Stored data
=-=-=
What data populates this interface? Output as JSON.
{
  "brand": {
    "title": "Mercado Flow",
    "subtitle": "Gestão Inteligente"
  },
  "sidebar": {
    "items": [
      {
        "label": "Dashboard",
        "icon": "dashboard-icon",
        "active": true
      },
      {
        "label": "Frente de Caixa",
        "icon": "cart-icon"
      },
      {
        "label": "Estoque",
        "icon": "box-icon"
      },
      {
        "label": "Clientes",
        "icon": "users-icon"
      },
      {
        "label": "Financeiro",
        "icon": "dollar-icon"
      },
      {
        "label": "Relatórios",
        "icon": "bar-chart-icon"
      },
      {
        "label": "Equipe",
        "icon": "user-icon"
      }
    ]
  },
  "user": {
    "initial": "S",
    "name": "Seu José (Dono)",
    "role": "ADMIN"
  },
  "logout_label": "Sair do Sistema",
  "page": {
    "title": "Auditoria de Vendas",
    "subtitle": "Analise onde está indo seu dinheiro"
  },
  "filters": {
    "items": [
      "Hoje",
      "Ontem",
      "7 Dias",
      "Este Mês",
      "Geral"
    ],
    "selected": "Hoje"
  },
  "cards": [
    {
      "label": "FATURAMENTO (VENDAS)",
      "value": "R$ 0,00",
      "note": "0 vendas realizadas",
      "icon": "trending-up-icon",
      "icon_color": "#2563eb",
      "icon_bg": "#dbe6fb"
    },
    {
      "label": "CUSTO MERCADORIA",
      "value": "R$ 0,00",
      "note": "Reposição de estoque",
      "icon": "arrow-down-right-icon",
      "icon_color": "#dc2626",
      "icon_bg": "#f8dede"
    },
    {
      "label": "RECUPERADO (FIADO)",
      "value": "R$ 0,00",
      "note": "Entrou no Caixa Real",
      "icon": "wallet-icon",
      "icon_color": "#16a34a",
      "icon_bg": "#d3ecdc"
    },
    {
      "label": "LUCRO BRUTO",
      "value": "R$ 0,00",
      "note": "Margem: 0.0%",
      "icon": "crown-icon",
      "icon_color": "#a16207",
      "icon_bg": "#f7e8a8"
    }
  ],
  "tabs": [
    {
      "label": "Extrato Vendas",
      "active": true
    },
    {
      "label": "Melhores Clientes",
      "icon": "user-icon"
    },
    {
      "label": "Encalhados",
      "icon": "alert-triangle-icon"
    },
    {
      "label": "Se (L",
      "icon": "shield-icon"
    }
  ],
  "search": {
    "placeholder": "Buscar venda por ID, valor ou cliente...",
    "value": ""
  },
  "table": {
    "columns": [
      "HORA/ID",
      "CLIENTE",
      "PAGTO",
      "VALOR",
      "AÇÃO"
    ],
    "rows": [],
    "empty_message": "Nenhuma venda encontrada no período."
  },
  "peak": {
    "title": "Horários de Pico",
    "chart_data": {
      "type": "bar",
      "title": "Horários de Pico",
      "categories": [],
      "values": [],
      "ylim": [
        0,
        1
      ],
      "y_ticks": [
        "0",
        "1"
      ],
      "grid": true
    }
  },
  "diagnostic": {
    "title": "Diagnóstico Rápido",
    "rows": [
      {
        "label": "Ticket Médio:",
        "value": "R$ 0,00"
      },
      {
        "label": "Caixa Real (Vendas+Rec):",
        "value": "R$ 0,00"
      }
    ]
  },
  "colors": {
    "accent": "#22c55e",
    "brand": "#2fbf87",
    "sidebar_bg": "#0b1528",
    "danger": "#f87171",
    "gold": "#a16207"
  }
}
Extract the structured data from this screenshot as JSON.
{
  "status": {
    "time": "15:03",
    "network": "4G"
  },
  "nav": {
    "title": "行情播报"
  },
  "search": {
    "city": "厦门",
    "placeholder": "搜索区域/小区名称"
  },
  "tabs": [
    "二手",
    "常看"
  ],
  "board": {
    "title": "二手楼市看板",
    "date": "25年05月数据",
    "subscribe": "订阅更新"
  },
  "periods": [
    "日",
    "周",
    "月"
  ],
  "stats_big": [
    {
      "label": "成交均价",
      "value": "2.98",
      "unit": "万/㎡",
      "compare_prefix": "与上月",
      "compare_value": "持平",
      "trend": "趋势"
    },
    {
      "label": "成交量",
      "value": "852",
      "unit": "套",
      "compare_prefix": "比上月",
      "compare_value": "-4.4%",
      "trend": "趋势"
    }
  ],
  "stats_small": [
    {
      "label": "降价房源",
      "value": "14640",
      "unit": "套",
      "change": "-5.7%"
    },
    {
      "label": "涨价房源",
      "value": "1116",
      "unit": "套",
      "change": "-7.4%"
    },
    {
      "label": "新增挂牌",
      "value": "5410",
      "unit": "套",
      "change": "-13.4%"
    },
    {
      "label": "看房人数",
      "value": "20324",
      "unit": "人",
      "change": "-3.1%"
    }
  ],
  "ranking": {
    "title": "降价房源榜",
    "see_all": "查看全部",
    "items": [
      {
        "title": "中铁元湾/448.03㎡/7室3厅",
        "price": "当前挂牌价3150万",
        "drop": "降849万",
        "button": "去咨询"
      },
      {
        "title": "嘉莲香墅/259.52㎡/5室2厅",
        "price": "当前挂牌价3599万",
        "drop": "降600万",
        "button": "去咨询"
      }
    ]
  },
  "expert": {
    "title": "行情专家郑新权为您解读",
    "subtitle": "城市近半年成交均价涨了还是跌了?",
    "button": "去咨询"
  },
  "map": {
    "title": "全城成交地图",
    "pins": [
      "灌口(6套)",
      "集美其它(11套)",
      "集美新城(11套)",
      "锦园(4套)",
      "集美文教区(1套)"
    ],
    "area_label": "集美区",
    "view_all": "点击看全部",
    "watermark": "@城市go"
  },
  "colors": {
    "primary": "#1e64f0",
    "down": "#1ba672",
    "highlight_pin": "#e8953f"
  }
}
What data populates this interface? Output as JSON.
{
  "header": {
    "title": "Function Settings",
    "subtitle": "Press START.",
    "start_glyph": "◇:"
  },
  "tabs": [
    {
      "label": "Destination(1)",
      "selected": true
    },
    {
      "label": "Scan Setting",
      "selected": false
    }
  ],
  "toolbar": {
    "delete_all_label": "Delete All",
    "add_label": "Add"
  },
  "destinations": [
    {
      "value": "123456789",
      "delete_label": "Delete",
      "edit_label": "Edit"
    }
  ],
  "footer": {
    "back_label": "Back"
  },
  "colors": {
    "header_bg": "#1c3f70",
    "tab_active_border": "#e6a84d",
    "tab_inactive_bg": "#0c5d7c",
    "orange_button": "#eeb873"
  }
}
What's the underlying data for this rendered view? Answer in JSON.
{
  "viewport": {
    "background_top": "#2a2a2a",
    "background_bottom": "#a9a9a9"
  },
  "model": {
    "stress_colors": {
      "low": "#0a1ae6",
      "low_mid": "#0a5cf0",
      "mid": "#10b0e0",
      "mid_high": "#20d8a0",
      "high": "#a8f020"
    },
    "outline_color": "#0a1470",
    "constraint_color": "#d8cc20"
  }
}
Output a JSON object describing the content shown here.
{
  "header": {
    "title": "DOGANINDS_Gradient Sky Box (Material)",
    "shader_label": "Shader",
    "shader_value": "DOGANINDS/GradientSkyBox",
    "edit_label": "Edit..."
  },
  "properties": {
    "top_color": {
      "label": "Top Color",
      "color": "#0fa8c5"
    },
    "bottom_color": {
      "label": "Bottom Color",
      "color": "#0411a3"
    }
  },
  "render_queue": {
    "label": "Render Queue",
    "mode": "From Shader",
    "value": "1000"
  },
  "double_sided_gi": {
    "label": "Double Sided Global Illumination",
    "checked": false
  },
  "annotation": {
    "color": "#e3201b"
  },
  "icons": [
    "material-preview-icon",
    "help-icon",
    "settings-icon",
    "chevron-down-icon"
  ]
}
=-=-=
§ Short task
Repeat the entries shown above, every one, word for word.

§ Answer for this exercise
What data populates this interface? Output as JSON.
{
  "brand": {
    "title": "Mercado Flow",
    "subtitle": "Gestão Inteligente"
  },
  "sidebar": {
    "items": [
      {
        "label": "Dashboard",
        "icon": "dashboard-icon",
        "active": true
      },
      {
        "label": "Frente de Caixa",
        "icon": "cart-icon"
      },
      {
        "label": "Estoque",
        "icon": "box-icon"
      },
      {
        "label": "Clientes",
        "icon": "users-icon"
      },
      {
        "label": "Financeiro",
        "icon": "dollar-icon"
      },
      {
        "label": "Relatórios",
        "icon": "bar-chart-icon"
      },
      {
        "label": "Equipe",
        "icon": "user-icon"
      }
    ]
  },
  "user": {
    "initial": "S",
    "name": "Seu José (Dono)",
    "role": "ADMIN"
  },
  "logout_label": "Sair do Sistema",
  "page": {
    "title": "Auditoria de Vendas",
    "subtitle": "Analise onde está indo seu dinheiro"
  },
  "filters": {
    "items": [
      "Hoje",
      "Ontem",
      "7 Dias",
      "Este Mês",
      "Geral"
    ],
    "selected": "Hoje"
  },
  "cards": [
    {
      "label": "FATURAMENTO (VENDAS)",
      "value": "R$ 0,00",
      "note": "0 vendas realizadas",
      "icon": "trending-up-icon",
      "icon_color": "#2563eb",
      "icon_bg": "#dbe6fb"
    },
    {
      "label": "CUSTO MERCADORIA",
      "value": "R$ 0,00",
      "note": "Reposição de estoque",
      "icon": "arrow-down-right-icon",
      "icon_color": "#dc2626",
      "icon_bg": "#f8dede"
    },
    {
      "label": "RECUPERADO (FIADO)",
      "value": "R$ 0,00",
      "note": "Entrou no Caixa Real",
      "icon": "wallet-icon",
      "icon_color": "#16a34a",
      "icon_bg": "#d3ecdc"
    },
    {
      "label": "LUCRO BRUTO",
      "value": "R$ 0,00",
      "note": "Margem: 0.0%",
      "icon": "crown-icon",
      "icon_color": "#a16207",
      "icon_bg": "#f7e8a8"
    }
  ],
  "tabs": [
    {
      "label": "Extrato Vendas",
      "active": true
    },
    {
      "label": "Melhores Clientes",
      "icon": "user-icon"
    },
    {
      "label": "Encalhados",
      "icon": "alert-triangle-icon"
    },
    {
      "label": "Se (L",
      "icon": "shield-icon"
    }
  ],
  "search": {
    "placeholder": "Buscar venda por ID, valor ou cliente...",
    "value": ""
  },
  "table": {
    "columns": [
      "HORA/ID",
      "CLIENTE",
      "PAGTO",
      "VALOR",
      "AÇÃO"
    ],
    "rows": [],
    "empty_message": "Nenhuma venda encontrada no período."
  },
  "peak": {
    "title": "Horários de Pico",
    "chart_data": {
      "type": "bar",
      "title": "Horários de Pico",
      "categories": [],
      "values": [],
      "ylim": [
        0,
        1
      ],
      "y_ticks": [
        "0",
        "1"
      ],
      "grid": true
    }
  },
  "diagnostic": {
    "title": "Diagnóstico Rápido",
    "rows": [
      {
        "label": "Ticket Médio:",
        "value": "R$ 0,00"
      },
      {
        "label": "Caixa Real (Vendas+Rec):",
        "value": "R$ 0,00"
      }
    ]
  },
  "colors": {
    "accent": "#22c55e",
    "brand": "#2fbf87",
    "sidebar_bg": "#0b1528",
    "danger": "#f87171",
    "gold": "#a16207"
  }
}
Extract the structured data from this screenshot as JSON.
{
  "status": {
    "time": "15:03",
    "network": "4G"
  },
  "nav": {
    "title": "行情播报"
  },
  "search": {
    "city": "厦门",
    "placeholder": "搜索区域/小区名称"
  },
  "tabs": [
    "二手",
    "常看"
  ],
  "board": {
    "title": "二手楼市看板",
    "date": "25年05月数据",
    "subscribe": "订阅更新"
  },
  "periods": [
    "日",
    "周",
    "月"
  ],
  "stats_big": [
    {
      "label": "成交均价",
      "value": "2.98",
      "unit": "万/㎡",
      "compare_prefix": "与上月",
      "compare_value": "持平",
      "trend": "趋势"
    },
    {
      "label": "成交量",
      "value": "852",
      "unit": "套",
      "compare_prefix": "比上月",
      "compare_value": "-4.4%",
      "trend": "趋势"
    }
  ],
  "stats_small": [
    {
      "label": "降价房源",
      "value": "14640",
      "unit": "套",
      "change": "-5.7%"
    },
    {
      "label": "涨价房源",
      "value": "1116",
      "unit": "套",
      "change": "-7.4%"
    },
    {
      "label": "新增挂牌",
      "value": "5410",
      "unit": "套",
      "change": "-13.4%"
    },
    {
      "label": "看房人数",
      "value": "20324",
      "unit": "人",
      "change": "-3.1%"
    }
  ],
  "ranking": {
    "title": "降价房源榜",
    "see_all": "查看全部",
    "items": [
      {
        "title": "中铁元湾/448.03㎡/7室3厅",
        "price": "当前挂牌价3150万",
        "drop": "降849万",
        "button": "去咨询"
      },
      {
        "title": "嘉莲香墅/259.52㎡/5室2厅",
        "price": "当前挂牌价3599万",
        "drop": "降600万",
        "button": "去咨询"
      }
    ]
  },
  "expert": {
    "title": "行情专家郑新权为您解读",
    "subtitle": "城市近半年成交均价涨了还是跌了?",
    "button": "去咨询"
  },
  "map": {
    "title": "全城成交地图",
    "pins": [
      "灌口(6套)",
      "集美其它(11套)",
      "集美新城(11套)",
      "锦园(4套)",
      "集美文教区(1套)"
    ],
    "area_label": "集美区",
    "view_all": "点击看全部",
    "watermark": "@城市go"
  },
  "colors": {
    "primary": "#1e64f0",
    "down": "#1ba672",
    "highlight_pin": "#e8953f"
  }
}
What data populates this interface? Output as JSON.
{
  "header": {
    "title": "Function Settings",
    "subtitle": "Press START.",
    "start_glyph": "◇:"
  },
  "tabs": [
    {
      "label": "Destination(1)",
      "selected": true
    },
    {
      "label": "Scan Setting",
      "selected": false
    }
  ],
  "toolbar": {
    "delete_all_label": "Delete All",
    "add_label": "Add"
  },
  "destinations": [
    {
      "value": "123456789",
      "delete_label": "Delete",
      "edit_label": "Edit"
    }
  ],
  "footer": {
    "back_label": "Back"
  },
  "colors": {
    "header_bg": "#1c3f70",
    "tab_active_border": "#e6a84d",
    "tab_inactive_bg": "#0c5d7c",
    "orange_button": "#eeb873"
  }
}
What's the underlying data for this rendered view? Answer in JSON.
{
  "viewport": {
    "background_top": "#2a2a2a",
    "background_bottom": "#a9a9a9"
  },
  "model": {
    "stress_colors": {
      "low": "#0a1ae6",
      "low_mid": "#0a5cf0",
      "mid": "#10b0e0",
      "mid_high": "#20d8a0",
      "high": "#a8f020"
    },
    "outline_color": "#0a1470",
    "constraint_color": "#d8cc20"
  }
}
Output a JSON object describing the content shown here.
{
  "header": {
    "title": "DOGANINDS_Gradient Sky Box (Material)",
    "shader_label": "Shader",
    "shader_value": "DOGANINDS/GradientSkyBox",
    "edit_label": "Edit..."
  },
  "properties": {
    "top_color": {
      "label": "Top Color",
      "color": "#0fa8c5"
    },
    "bottom_color": {
      "label": "Bottom Color",
      "color": "#0411a3"
    }
  },
  "render_queue": {
    "label": "Render Queue",
    "mode": "From Shader",
    "value": "1000"
  },
  "double_sided_gi": {
    "label": "Double Sided Global Illumination",
    "checked": false
  },
  "annotation": {
    "color": "#e3201b"
  },
  "icons": [
    "material-preview-icon",
    "help-icon",
    "settings-icon",
    "chevron-down-icon"
  ]
}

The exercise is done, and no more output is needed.